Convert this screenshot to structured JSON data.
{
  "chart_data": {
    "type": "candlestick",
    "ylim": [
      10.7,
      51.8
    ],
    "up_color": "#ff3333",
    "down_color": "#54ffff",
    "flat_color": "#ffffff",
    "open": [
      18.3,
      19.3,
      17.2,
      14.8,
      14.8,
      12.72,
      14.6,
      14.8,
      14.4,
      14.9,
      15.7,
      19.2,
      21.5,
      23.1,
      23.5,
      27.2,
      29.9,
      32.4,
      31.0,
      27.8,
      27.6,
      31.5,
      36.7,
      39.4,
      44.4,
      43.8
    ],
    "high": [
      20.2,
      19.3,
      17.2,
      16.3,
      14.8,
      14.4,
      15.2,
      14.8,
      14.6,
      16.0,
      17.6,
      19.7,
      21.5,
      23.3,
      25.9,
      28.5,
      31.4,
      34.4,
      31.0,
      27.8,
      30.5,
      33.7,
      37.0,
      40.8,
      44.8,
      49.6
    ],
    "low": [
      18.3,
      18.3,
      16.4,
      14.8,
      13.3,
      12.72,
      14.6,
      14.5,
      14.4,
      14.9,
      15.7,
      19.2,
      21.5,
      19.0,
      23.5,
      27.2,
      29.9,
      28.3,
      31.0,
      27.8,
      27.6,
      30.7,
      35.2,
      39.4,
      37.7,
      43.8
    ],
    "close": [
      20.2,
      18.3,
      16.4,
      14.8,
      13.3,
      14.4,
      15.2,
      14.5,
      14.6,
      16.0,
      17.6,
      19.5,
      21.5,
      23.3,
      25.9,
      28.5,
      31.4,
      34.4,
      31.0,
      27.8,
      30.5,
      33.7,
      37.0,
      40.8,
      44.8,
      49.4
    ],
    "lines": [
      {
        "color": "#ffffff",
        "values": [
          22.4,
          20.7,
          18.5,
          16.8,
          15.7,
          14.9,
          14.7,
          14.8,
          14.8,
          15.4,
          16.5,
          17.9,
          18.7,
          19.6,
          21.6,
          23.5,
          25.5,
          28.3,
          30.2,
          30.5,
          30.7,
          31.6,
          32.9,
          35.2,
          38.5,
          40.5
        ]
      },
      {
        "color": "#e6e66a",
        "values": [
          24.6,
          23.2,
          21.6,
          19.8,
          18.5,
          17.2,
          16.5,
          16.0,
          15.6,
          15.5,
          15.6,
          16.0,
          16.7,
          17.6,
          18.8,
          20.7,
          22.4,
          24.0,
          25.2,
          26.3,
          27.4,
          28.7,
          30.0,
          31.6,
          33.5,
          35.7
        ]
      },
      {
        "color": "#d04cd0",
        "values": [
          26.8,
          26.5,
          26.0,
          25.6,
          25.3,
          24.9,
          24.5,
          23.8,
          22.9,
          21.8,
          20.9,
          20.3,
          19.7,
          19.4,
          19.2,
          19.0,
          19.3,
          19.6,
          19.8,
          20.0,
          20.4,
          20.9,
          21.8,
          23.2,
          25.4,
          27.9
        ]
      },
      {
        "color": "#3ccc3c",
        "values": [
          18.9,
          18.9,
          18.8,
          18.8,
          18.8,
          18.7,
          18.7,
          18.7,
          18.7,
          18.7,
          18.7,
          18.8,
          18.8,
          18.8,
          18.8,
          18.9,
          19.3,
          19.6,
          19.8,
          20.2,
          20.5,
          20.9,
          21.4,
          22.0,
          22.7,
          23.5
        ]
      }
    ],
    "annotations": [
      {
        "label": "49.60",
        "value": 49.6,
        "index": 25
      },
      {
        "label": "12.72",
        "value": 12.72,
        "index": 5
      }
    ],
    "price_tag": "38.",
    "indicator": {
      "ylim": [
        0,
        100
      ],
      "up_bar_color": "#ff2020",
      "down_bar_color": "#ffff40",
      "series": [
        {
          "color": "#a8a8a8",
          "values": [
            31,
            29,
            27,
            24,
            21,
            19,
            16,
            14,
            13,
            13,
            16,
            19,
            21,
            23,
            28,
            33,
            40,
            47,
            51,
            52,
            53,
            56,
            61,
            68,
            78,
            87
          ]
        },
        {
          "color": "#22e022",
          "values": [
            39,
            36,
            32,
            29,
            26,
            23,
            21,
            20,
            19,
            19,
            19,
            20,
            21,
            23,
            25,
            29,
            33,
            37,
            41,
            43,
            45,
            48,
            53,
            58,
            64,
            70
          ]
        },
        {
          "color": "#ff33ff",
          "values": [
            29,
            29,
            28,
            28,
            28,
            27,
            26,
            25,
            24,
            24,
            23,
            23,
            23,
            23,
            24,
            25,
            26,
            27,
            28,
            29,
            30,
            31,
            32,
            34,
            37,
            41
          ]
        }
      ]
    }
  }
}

┄┄┄┄┄┄┄┄┄┄┄┄┄┄┄┄┄┄┄┄

DESCRIPTION OF THE TASK:
Copy out the whole listing exactly.

THE RESPONSE:
Convert this screenshot to structured JSON data.
{
  "chart_data": {
    "type": "candlestick",
    "ylim": [
      10.7,
      51.8
    ],
    "up_color": "#ff3333",
    "down_color": "#54ffff",
    "flat_color": "#ffffff",
    "open": [
      18.3,
      19.3,
      17.2,
      14.8,
      14.8,
      12.72,
      14.6,
      14.8,
      14.4,
      14.9,
      15.7,
      19.2,
      21.5,
      23.1,
      23.5,
      27.2,
      29.9,
      32.4,
      31.0,
      27.8,
      27.6,
      31.5,
      36.7,
      39.4,
      44.4,
      43.8
    ],
    "high": [
      20.2,
      19.3,
      17.2,
      16.3,
      14.8,
      14.4,
      15.2,
      14.8,
      14.6,
      16.0,
      17.6,
      19.7,
      21.5,
      23.3,
      25.9,
      28.5,
      31.4,
      34.4,
      31.0,
      27.8,
      30.5,
      33.7,
      37.0,
      40.8,
      44.8,
      49.6
    ],
    "low": [
      18.3,
      18.3,
      16.4,
      14.8,
      13.3,
      12.72,
      14.6,
      14.5,
      14.4,
      14.9,
      15.7,
      19.2,
      21.5,
      19.0,
      23.5,
      27.2,
      29.9,
      28.3,
      31.0,
      27.8,
      27.6,
      30.7,
      35.2,
      39.4,
      37.7,
      43.8
    ],
    "close": [
      20.2,
      18.3,
      16.4,
      14.8,
      13.3,
      14.4,
      15.2,
      14.5,
      14.6,
      16.0,
      17.6,
      19.5,
      21.5,
      23.3,
      25.9,
      28.5,
      31.4,
      34.4,
      31.0,
      27.8,
      30.5,
      33.7,
      37.0,
      40.8,
      44.8,
      49.4
    ],
    "lines": [
      {
        "color": "#ffffff",
        "values": [
          22.4,
          20.7,
          18.5,
          16.8,
          15.7,
          14.9,
          14.7,
          14.8,
          14.8,
          15.4,
          16.5,
          17.9,
          18.7,
          19.6,
          21.6,
          23.5,
          25.5,
          28.3,
          30.2,
          30.5,
          30.7,
          31.6,
          32.9,
          35.2,
          38.5,
          40.5
        ]
      },
      {
        "color": "#e6e66a",
        "values": [
          24.6,
          23.2,
          21.6,
          19.8,
          18.5,
          17.2,
          16.5,
          16.0,
          15.6,
          15.5,
          15.6,
          16.0,
          16.7,
          17.6,
          18.8,
          20.7,
          22.4,
          24.0,
          25.2,
          26.3,
          27.4,
          28.7,
          30.0,
          31.6,
          33.5,
          35.7
        ]
      },
      {
        "color": "#d04cd0",
        "values": [
          26.8,
          26.5,
          26.0,
          25.6,
          25.3,
          24.9,
          24.5,
          23.8,
          22.9,
          21.8,
          20.9,
          20.3,
          19.7,
          19.4,
          19.2,
          19.0,
          19.3,
          19.6,
          19.8,
          20.0,
          20.4,
          20.9,
          21.8,
          23.2,
          25.4,
          27.9
        ]
      },
      {
        "color": "#3ccc3c",
        "values": [
          18.9,
          18.9,
          18.8,
          18.8,
          18.8,
          18.7,
          18.7,
          18.7,
          18.7,
          18.7,
          18.7,
          18.8,
          18.8,
          18.8,
          18.8,
          18.9,
          19.3,
          19.6,
          19.8,
          20.2,
          20.5,
          20.9,
          21.4,
          22.0,
          22.7,
          23.5
        ]
      }
    ],
    "annotations": [
      {
        "label": "49.60",
        "value": 49.6,
        "index": 25
      },
      {
        "label": "12.72",
        "value": 12.72,
        "index": 5
      }
    ],
    "price_tag": "38.",
    "indicator": {
      "ylim": [
        0,
        100
      ],
      "up_bar_color": "#ff2020",
      "down_bar_color": "#ffff40",
      "series": [
        {
          "color": "#a8a8a8",
          "values": [
            31,
            29,
            27,
            24,
            21,
            19,
            16,
            14,
            13,
            13,
            16,
            19,
            21,
            23,
            28,
            33,
            40,
            47,
            51,
            52,
            53,
            56,
            61,
            68,
            78,
            87
          ]
        },
        {
          "color": "#22e022",
          "values": [
            39,
            36,
            32,
            29,
            26,
            23,
            21,
            20,
            19,
            19,
            19,
            20,
            21,
            23,
            25,
            29,
            33,
            37,
            41,
            43,
            45,
            48,
            53,
            58,
            64,
            70
          ]
        },
        {
          "color": "#ff33ff",
          "values": [
            29,
            29,
            28,
            28,
            28,
            27,
            26,
            25,
            24,
            24,
            23,
            23,
            23,
            23,
            24,
            25,
            26,
            27,
            28,
            29,
            30,
            31,
            32,
            34,
            37,
            41
          ]
        }
      ]
    }
  }
}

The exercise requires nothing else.